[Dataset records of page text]
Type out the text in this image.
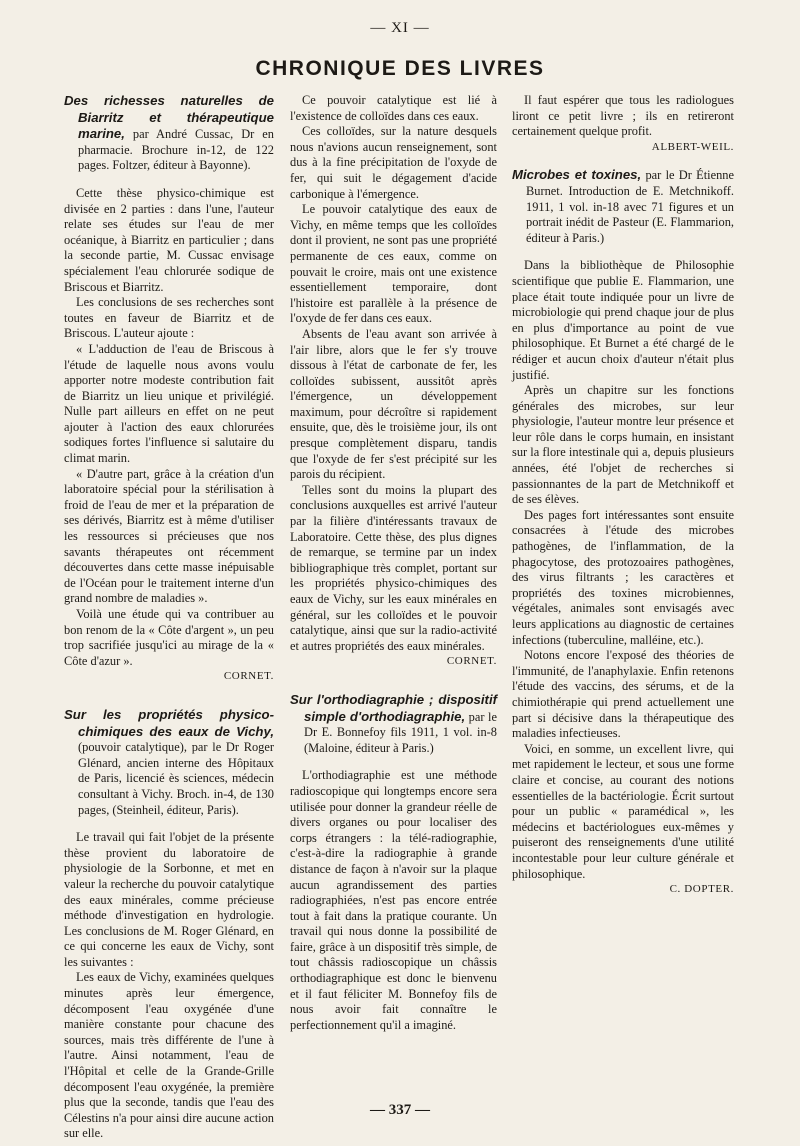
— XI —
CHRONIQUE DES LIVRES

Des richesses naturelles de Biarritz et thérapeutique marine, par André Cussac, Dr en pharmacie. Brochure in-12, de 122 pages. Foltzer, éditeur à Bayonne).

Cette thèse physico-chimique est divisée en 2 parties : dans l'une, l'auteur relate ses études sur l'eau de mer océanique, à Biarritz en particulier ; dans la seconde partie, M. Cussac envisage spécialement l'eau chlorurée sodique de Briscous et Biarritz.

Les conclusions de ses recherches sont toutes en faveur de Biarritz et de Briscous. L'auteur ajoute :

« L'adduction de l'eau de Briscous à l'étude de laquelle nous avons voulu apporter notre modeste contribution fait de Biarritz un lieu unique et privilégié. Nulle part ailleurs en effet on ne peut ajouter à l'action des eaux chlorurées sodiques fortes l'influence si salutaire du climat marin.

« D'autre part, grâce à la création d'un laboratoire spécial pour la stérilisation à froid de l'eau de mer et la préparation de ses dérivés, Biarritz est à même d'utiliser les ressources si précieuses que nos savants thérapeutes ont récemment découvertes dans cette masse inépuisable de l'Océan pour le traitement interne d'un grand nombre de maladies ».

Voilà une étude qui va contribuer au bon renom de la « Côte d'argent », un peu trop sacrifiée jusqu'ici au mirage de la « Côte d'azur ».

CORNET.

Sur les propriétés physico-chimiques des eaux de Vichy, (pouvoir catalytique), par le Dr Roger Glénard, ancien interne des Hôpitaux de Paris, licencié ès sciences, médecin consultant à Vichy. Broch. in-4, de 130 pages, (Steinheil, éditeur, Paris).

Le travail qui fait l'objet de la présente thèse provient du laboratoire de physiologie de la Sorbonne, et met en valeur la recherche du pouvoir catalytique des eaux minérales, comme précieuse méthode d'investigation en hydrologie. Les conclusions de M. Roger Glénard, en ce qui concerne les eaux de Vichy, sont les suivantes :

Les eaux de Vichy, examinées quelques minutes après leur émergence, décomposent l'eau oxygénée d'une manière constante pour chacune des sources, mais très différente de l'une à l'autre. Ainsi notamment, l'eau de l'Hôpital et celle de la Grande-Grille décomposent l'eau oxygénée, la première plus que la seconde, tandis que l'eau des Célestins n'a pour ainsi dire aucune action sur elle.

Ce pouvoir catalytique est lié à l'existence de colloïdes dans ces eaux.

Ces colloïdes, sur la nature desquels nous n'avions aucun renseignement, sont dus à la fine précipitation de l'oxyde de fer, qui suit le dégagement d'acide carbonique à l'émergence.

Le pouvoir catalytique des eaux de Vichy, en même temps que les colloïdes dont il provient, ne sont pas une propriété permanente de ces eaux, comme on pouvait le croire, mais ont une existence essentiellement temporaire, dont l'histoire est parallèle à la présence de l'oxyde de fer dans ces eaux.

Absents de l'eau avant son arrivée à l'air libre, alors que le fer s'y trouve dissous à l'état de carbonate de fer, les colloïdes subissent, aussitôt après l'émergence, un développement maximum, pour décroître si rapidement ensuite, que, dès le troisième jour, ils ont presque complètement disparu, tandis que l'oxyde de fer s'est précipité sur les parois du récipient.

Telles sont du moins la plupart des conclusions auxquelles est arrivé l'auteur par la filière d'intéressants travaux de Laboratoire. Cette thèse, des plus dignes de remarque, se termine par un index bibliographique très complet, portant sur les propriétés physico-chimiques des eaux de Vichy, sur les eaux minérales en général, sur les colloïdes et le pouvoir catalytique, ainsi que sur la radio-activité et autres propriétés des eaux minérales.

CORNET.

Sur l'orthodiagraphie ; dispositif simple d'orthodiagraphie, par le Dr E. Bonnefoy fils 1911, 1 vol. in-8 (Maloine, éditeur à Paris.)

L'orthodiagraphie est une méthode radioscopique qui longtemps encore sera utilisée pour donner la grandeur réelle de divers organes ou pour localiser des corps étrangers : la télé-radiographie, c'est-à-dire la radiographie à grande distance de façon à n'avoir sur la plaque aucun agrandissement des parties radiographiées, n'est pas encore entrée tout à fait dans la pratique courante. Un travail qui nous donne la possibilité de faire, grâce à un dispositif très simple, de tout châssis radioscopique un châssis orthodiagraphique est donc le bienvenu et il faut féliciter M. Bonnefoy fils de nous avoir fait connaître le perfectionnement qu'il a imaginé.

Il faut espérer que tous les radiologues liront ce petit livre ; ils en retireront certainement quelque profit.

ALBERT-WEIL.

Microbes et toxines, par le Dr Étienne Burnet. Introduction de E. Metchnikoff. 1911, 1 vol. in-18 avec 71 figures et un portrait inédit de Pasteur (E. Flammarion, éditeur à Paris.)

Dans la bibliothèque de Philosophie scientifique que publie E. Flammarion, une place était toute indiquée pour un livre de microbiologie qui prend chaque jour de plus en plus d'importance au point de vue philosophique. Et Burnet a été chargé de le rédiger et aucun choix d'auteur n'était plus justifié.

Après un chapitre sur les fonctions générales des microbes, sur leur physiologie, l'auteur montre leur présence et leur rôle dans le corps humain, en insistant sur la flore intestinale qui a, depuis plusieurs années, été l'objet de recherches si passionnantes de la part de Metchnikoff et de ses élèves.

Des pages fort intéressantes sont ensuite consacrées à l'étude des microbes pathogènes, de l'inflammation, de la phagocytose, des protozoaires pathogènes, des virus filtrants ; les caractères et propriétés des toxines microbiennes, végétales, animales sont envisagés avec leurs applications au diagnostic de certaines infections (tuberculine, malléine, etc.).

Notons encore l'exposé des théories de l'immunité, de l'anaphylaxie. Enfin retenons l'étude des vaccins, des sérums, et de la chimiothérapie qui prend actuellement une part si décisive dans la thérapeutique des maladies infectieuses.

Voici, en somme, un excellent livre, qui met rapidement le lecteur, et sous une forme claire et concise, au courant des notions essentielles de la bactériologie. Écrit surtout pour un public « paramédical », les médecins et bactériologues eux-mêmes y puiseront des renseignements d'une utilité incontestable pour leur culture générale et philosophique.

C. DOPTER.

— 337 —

---

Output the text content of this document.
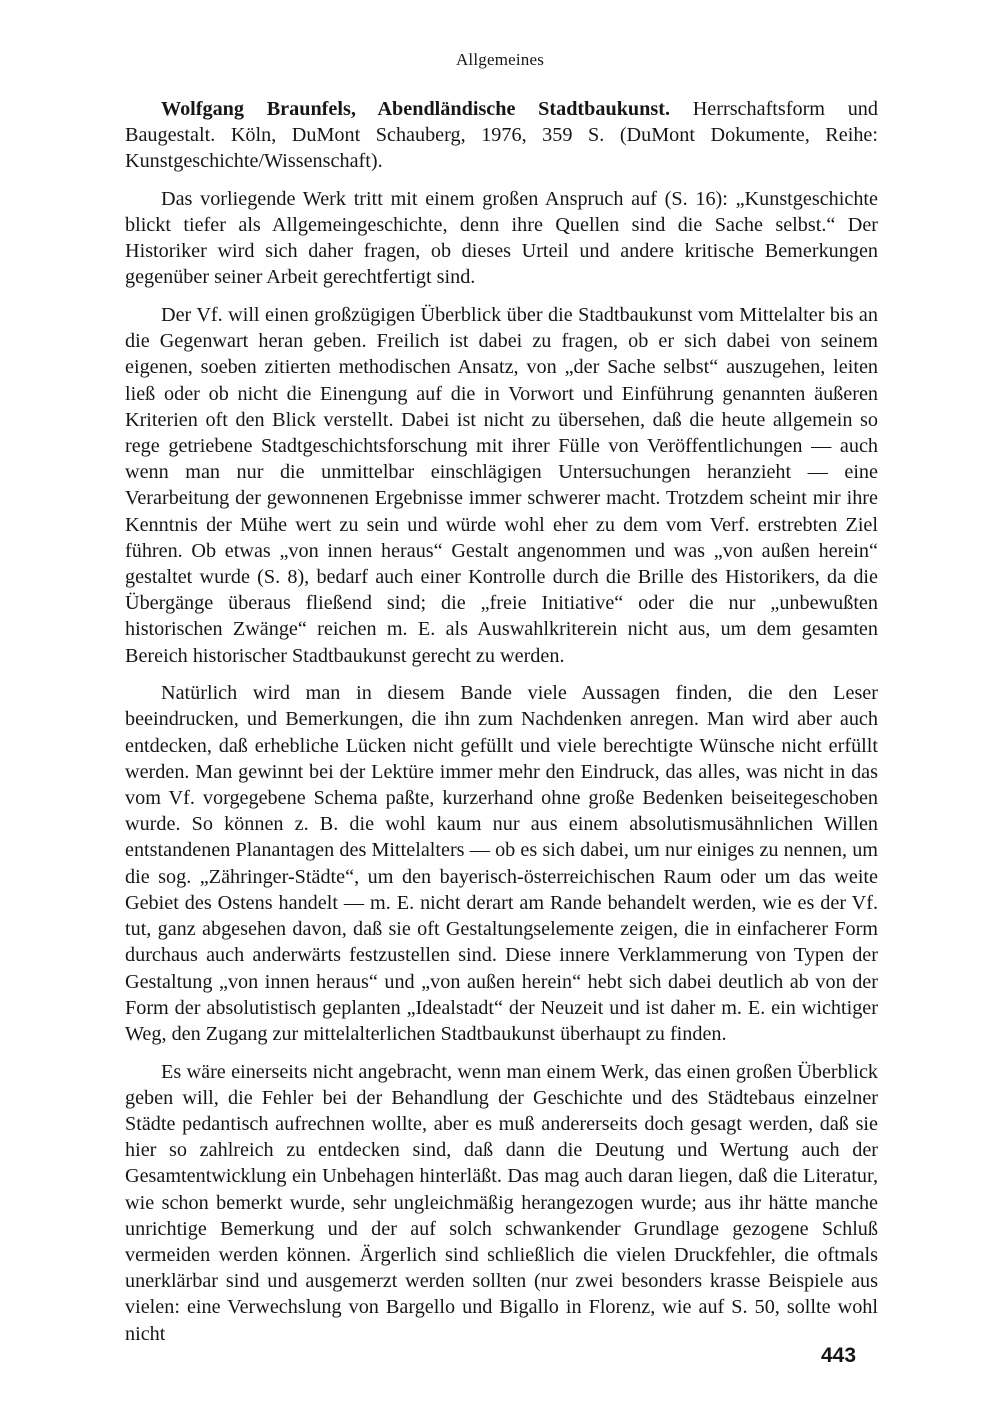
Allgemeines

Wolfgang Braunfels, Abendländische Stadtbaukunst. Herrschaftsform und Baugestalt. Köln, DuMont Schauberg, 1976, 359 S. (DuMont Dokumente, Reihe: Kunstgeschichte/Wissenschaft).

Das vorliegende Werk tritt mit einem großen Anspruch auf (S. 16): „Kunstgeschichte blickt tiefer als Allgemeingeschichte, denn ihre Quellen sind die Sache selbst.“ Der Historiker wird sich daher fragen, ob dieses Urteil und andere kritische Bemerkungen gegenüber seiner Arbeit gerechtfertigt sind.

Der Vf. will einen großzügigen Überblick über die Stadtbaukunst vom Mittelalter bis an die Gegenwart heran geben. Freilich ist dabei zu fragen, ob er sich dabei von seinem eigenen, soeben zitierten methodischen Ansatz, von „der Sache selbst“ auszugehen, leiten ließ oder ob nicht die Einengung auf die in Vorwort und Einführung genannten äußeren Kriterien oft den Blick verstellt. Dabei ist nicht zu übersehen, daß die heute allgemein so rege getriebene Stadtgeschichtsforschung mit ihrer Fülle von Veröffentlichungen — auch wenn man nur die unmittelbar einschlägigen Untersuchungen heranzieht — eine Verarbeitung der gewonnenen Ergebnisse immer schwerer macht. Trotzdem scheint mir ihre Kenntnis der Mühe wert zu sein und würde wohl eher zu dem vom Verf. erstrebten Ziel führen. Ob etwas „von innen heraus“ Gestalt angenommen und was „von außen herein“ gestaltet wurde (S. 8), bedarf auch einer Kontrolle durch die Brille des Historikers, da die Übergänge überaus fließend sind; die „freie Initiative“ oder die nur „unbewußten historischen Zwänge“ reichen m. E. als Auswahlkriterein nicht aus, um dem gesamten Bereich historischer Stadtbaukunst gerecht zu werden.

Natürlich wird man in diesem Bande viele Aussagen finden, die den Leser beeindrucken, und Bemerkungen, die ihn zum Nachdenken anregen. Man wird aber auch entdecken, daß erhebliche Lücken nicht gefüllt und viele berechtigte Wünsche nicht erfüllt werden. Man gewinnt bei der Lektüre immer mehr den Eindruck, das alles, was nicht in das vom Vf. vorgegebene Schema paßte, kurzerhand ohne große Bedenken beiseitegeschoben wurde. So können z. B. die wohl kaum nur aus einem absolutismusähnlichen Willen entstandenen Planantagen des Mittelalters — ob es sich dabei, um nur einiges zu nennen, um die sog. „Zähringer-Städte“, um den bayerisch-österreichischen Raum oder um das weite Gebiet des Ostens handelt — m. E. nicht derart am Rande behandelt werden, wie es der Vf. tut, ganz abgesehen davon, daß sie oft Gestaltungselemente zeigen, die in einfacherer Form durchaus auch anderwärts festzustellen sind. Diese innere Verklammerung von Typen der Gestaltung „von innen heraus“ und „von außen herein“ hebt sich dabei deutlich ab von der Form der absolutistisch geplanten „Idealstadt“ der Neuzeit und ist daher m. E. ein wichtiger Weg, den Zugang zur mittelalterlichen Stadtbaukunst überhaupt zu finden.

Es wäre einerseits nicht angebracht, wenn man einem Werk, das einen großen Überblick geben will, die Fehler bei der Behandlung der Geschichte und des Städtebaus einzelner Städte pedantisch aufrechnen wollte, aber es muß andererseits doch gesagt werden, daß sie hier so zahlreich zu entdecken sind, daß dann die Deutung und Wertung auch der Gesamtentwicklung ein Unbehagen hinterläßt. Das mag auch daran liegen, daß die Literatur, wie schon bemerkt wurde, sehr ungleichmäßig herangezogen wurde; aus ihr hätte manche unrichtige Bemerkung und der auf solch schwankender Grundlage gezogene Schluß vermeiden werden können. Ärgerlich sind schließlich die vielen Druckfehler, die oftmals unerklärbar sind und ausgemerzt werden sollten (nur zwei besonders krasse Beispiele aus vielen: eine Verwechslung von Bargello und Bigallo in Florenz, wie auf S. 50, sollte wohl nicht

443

==

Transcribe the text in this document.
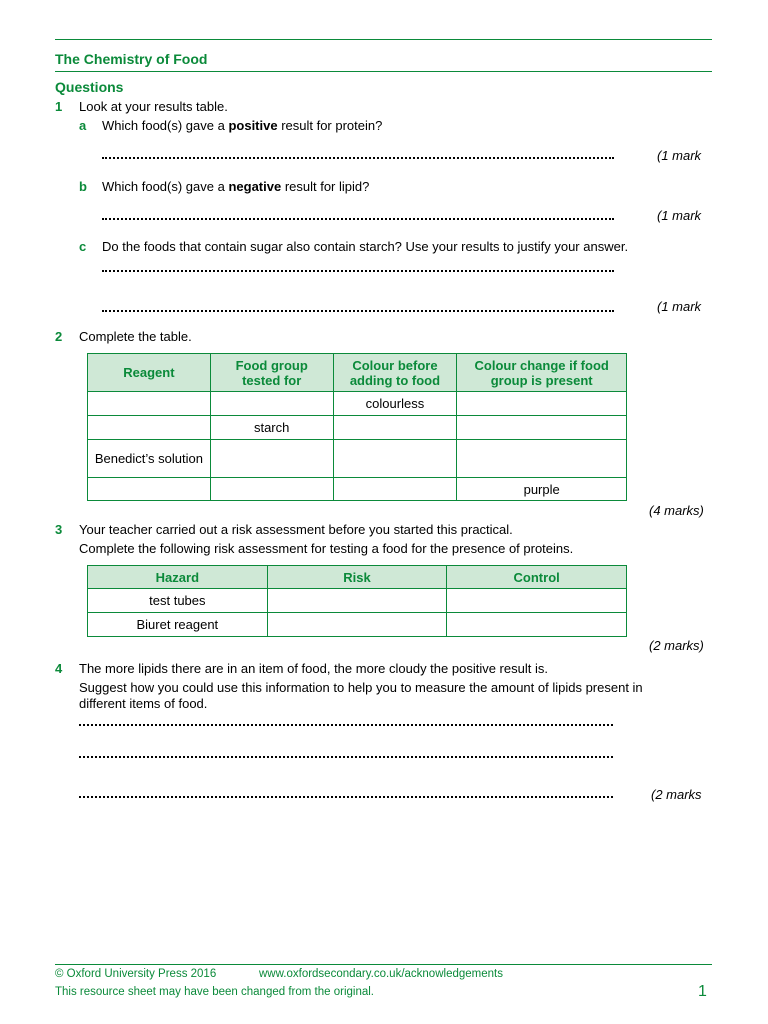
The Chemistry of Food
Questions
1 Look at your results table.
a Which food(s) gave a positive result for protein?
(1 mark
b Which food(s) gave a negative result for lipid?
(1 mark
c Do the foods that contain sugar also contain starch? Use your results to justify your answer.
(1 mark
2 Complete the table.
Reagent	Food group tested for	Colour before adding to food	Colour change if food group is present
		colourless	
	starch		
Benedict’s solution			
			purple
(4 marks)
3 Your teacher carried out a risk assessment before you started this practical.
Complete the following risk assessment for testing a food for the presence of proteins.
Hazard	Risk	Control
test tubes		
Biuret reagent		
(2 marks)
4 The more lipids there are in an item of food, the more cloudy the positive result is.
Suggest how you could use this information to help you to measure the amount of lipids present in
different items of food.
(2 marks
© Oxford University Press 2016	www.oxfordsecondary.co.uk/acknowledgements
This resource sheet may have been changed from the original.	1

Exercise instructions:
For each line above that contains "present", make a copy.

Task output:
Reagent	Food group tested for	Colour before adding to food	Colour change if food group is present
Suggest how you could use this information to help you to measure the amount of lipids present in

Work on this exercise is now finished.